Stored records
****

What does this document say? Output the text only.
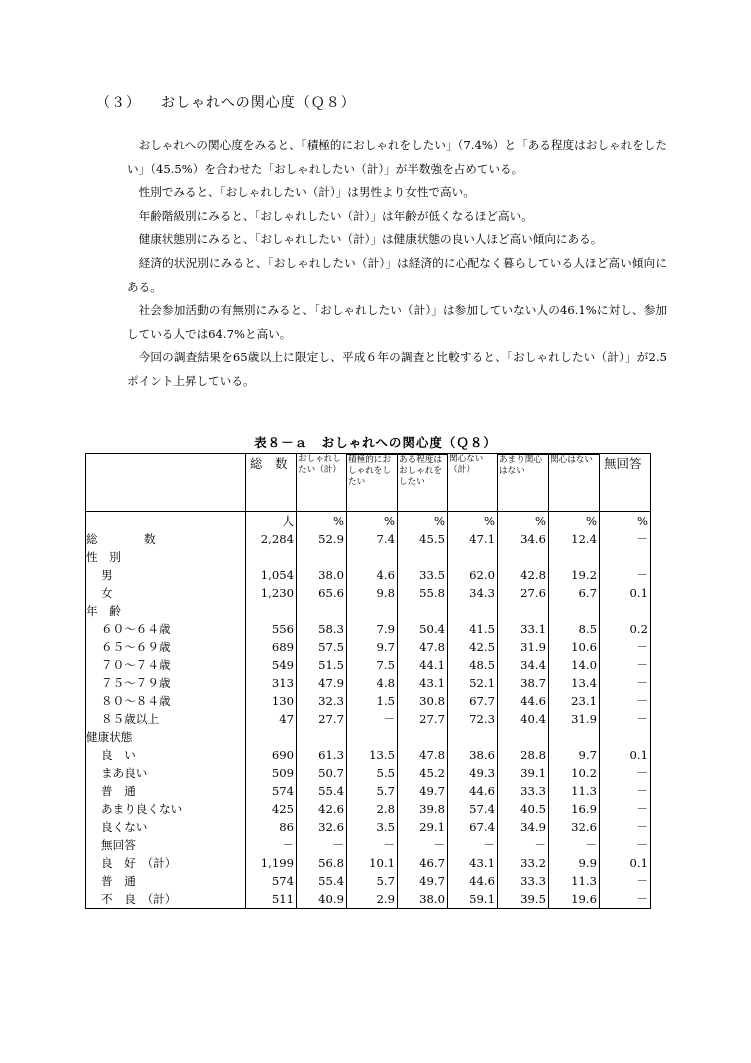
（３） おしゃれへの関心度（Ｑ８）

おしゃれへの関心度をみると、「積極的におしゃれをしたい」（7.4%）と「ある程度はおしゃれをしたい」（45.5%）を合わせた「おしゃれしたい（計）」が半数強を占めている。

性別でみると、「おしゃれしたい（計）」は男性より女性で高い。

年齢階級別にみると、「おしゃれしたい（計）」は年齢が低くなるほど高い。

健康状態別にみると、「おしゃれしたい（計）」は健康状態の良い人ほど高い傾向にある。

経済的状況別にみると、「おしゃれしたい（計）」は経済的に心配なく暮らしている人ほど高い傾向にある。

社会参加活動の有無別にみると、「おしゃれしたい（計）」は参加していない人の46.1%に対し、参加している人では64.7%と高い。

今回の調査結果を65歳以上に限定し、平成６年の調査と比較すると、「おしゃれしたい（計）」が2.5ポイント上昇している。

表８－ａ　おしゃれへの関心度（Ｑ８）
	総　数	おしゃれしたい（計）			関心ない（計）			無回答
			積極的におしゃれをしたい	ある程度はおしゃれをしたい		あまり関心はない	関心はない	
	人	%	%	%	%	%	%	%
総　　　　数	2,284	52.9	7.4	45.5	47.1	34.6	12.4	－
性　別								
男	1,054	38.0	4.6	33.5	62.0	42.8	19.2	－
女	1,230	65.6	9.8	55.8	34.3	27.6	6.7	0.1
年　齢								
６０～６４歳	556	58.3	7.9	50.4	41.5	33.1	8.5	0.2
６５～６９歳	689	57.5	9.7	47.8	42.5	31.9	10.6	－
７０～７４歳	549	51.5	7.5	44.1	48.5	34.4	14.0	－
７５～７９歳	313	47.9	4.8	43.1	52.1	38.7	13.4	－
８０～８４歳	130	32.3	1.5	30.8	67.7	44.6	23.1	－
８５歳以上	47	27.7	－	27.7	72.3	40.4	31.9	－
健康状態								
良　い	690	61.3	13.5	47.8	38.6	28.8	9.7	0.1
まあ良い	509	50.7	5.5	45.2	49.3	39.1	10.2	－
普　通	574	55.4	5.7	49.7	44.6	33.3	11.3	－
あまり良くない	425	42.6	2.8	39.8	57.4	40.5	16.9	－
良くない	86	32.6	3.5	29.1	67.4	34.9	32.6	－
無回答	－	－	－	－	－	－	－	－
良　好　（計）	1,199	56.8	10.1	46.7	43.1	33.2	9.9	0.1
普　通	574	55.4	5.7	49.7	44.6	33.3	11.3	－
不　良　（計）	511	40.9	2.9	38.0	59.1	39.5	19.6	－
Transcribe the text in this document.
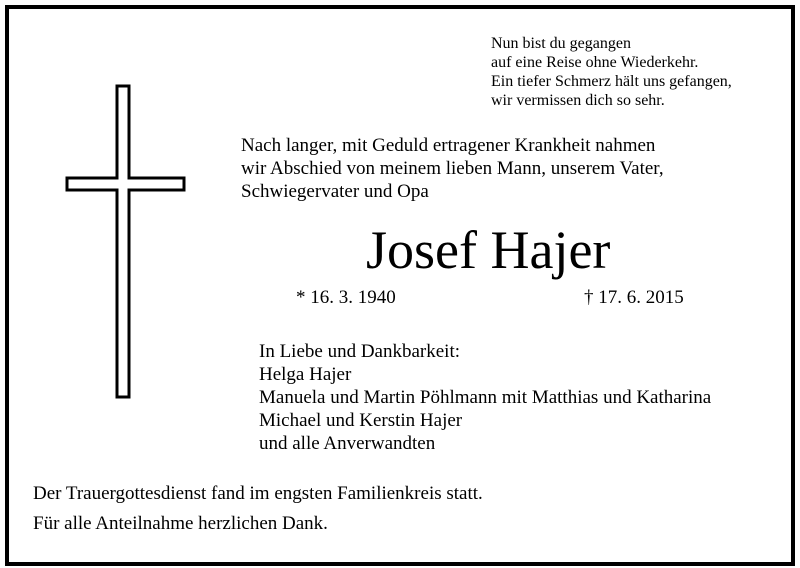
Nun bist du gegangen
auf eine Reise ohne Wiederkehr.
Ein tiefer Schmerz hält uns gefangen,
wir vermissen dich so sehr.
Nach langer, mit Geduld ertragener Krankheit nahmen
wir Abschied von meinem lieben Mann, unserem Vater,
Schwiegervater und Opa
Josef Hajer
* 16. 3. 1940	† 17. 6. 2015
In Liebe und Dankbarkeit:
Helga Hajer
Manuela und Martin Pöhlmann mit Matthias und Katharina
Michael und Kerstin Hajer
und alle Anverwandten
Der Trauergottesdienst fand im engsten Familienkreis statt.
Für alle Anteilnahme herzlichen Dank.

****

▸ **Short problem**:
Output the line containing "Transcribe the text in this document." along with every line after it to the end of the material, exactly as written, but without pictures.

▸ **Result**:
Transcribe the text in this document.
Nun bist du gegangen
auf eine Reise ohne Wiederkehr.
Ein tiefer Schmerz hält uns gefangen,
wir vermissen dich so sehr.
Nach langer, mit Geduld ertragener Krankheit nahmen
wir Abschied von meinem lieben Mann, unserem Vater,
Schwiegervater und Opa
Josef Hajer
* 16. 3. 1940	† 17. 6. 2015
In Liebe und Dankbarkeit:
Helga Hajer
Manuela und Martin Pöhlmann mit Matthias und Katharina
Michael und Kerstin Hajer
und alle Anverwandten
Der Trauergottesdienst fand im engsten Familienkreis statt.
Für alle Anteilnahme herzlichen Dank.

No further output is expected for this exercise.